STATED GOAL: Print every line of the listing exactly, please.

## START LISTED ENTRIES

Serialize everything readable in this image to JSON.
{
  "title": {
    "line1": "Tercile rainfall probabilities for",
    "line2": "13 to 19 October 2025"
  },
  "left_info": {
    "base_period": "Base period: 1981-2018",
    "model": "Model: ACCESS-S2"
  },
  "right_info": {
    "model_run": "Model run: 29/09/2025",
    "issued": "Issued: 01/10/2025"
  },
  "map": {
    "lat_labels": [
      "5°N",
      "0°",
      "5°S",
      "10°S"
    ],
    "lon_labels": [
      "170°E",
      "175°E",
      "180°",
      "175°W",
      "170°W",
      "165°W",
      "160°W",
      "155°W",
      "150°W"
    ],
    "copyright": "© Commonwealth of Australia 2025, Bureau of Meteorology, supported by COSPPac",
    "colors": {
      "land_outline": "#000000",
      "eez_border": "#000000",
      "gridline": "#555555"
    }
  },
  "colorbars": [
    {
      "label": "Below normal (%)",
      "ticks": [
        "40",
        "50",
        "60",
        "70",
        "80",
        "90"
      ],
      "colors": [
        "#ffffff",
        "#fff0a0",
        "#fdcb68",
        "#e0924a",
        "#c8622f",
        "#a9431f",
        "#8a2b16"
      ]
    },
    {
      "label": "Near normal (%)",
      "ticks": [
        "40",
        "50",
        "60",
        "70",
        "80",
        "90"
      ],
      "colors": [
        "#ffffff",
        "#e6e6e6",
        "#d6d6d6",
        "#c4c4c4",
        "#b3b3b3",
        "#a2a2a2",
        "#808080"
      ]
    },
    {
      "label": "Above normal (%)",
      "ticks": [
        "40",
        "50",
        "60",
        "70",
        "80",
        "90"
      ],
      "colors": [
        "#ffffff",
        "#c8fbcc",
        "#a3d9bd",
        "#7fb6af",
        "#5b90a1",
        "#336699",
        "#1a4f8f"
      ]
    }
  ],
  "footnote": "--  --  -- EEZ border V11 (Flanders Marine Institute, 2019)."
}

## END LISTED ENTRIES

COMPLETED EXERCISE:
Serialize everything readable in this image to JSON.
{
  "title": {
    "line1": "Tercile rainfall probabilities for",
    "line2": "13 to 19 October 2025"
  },
  "left_info": {
    "base_period": "Base period: 1981-2018",
    "model": "Model: ACCESS-S2"
  },
  "right_info": {
    "model_run": "Model run: 29/09/2025",
    "issued": "Issued: 01/10/2025"
  },
  "map": {
    "lat_labels": [
      "5°N",
      "0°",
      "5°S",
      "10°S"
    ],
    "lon_labels": [
      "170°E",
      "175°E",
      "180°",
      "175°W",
      "170°W",
      "165°W",
      "160°W",
      "155°W",
      "150°W"
    ],
    "copyright": "© Commonwealth of Australia 2025, Bureau of Meteorology, supported by COSPPac",
    "colors": {
      "land_outline": "#000000",
      "eez_border": "#000000",
      "gridline": "#555555"
    }
  },
  "colorbars": [
    {
      "label": "Below normal (%)",
      "ticks": [
        "40",
        "50",
        "60",
        "70",
        "80",
        "90"
      ],
      "colors": [
        "#ffffff",
        "#fff0a0",
        "#fdcb68",
        "#e0924a",
        "#c8622f",
        "#a9431f",
        "#8a2b16"
      ]
    },
    {
      "label": "Near normal (%)",
      "ticks": [
        "40",
        "50",
        "60",
        "70",
        "80",
        "90"
      ],
      "colors": [
        "#ffffff",
        "#e6e6e6",
        "#d6d6d6",
        "#c4c4c4",
        "#b3b3b3",
        "#a2a2a2",
        "#808080"
      ]
    },
    {
      "label": "Above normal (%)",
      "ticks": [
        "40",
        "50",
        "60",
        "70",
        "80",
        "90"
      ],
      "colors": [
        "#ffffff",
        "#c8fbcc",
        "#a3d9bd",
        "#7fb6af",
        "#5b90a1",
        "#336699",
        "#1a4f8f"
      ]
    }
  ],
  "footnote": "--  --  -- EEZ border V11 (Flanders Marine Institute, 2019)."
}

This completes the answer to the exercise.